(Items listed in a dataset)
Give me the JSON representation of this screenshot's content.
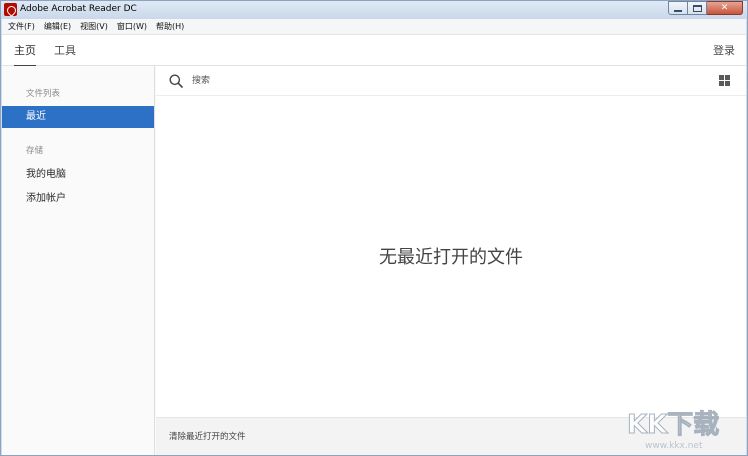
{
  "window": {
    "title": "Adobe Acrobat Reader DC",
    "close_glyph": "✕"
  },
  "menubar": {
    "items": [
      "文件(F)",
      "编辑(E)",
      "视图(V)",
      "窗口(W)",
      "帮助(H)"
    ]
  },
  "topnav": {
    "tabs": [
      "主页",
      "工具"
    ],
    "signin_label": "登录"
  },
  "sidebar": {
    "section_files": "文件列表",
    "recent_label": "最近",
    "section_storage": "存储",
    "my_computer_label": "我的电脑",
    "add_account_label": "添加帐户"
  },
  "main": {
    "search_placeholder": "搜索",
    "empty_message": "无最近打开的文件",
    "clear_recent_label": "清除最近打开的文件"
  },
  "watermark": {
    "brand": "KK下载",
    "url": "www.kkx.net"
  },
  "colors": {
    "accent": "#2d71c7",
    "app_icon": "#b30b00"
  }
}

**What the task asks**:
Omit any images, then output the listing exactly.

**Final answer**:
Give me the JSON representation of this screenshot's content.
{
  "window": {
    "title": "Adobe Acrobat Reader DC",
    "close_glyph": "✕"
  },
  "menubar": {
    "items": [
      "文件(F)",
      "编辑(E)",
      "视图(V)",
      "窗口(W)",
      "帮助(H)"
    ]
  },
  "topnav": {
    "tabs": [
      "主页",
      "工具"
    ],
    "signin_label": "登录"
  },
  "sidebar": {
    "section_files": "文件列表",
    "recent_label": "最近",
    "section_storage": "存储",
    "my_computer_label": "我的电脑",
    "add_account_label": "添加帐户"
  },
  "main": {
    "search_placeholder": "搜索",
    "empty_message": "无最近打开的文件",
    "clear_recent_label": "清除最近打开的文件"
  },
  "watermark": {
    "brand": "KK下载",
    "url": "www.kkx.net"
  },
  "colors": {
    "accent": "#2d71c7",
    "app_icon": "#b30b00"
  }
}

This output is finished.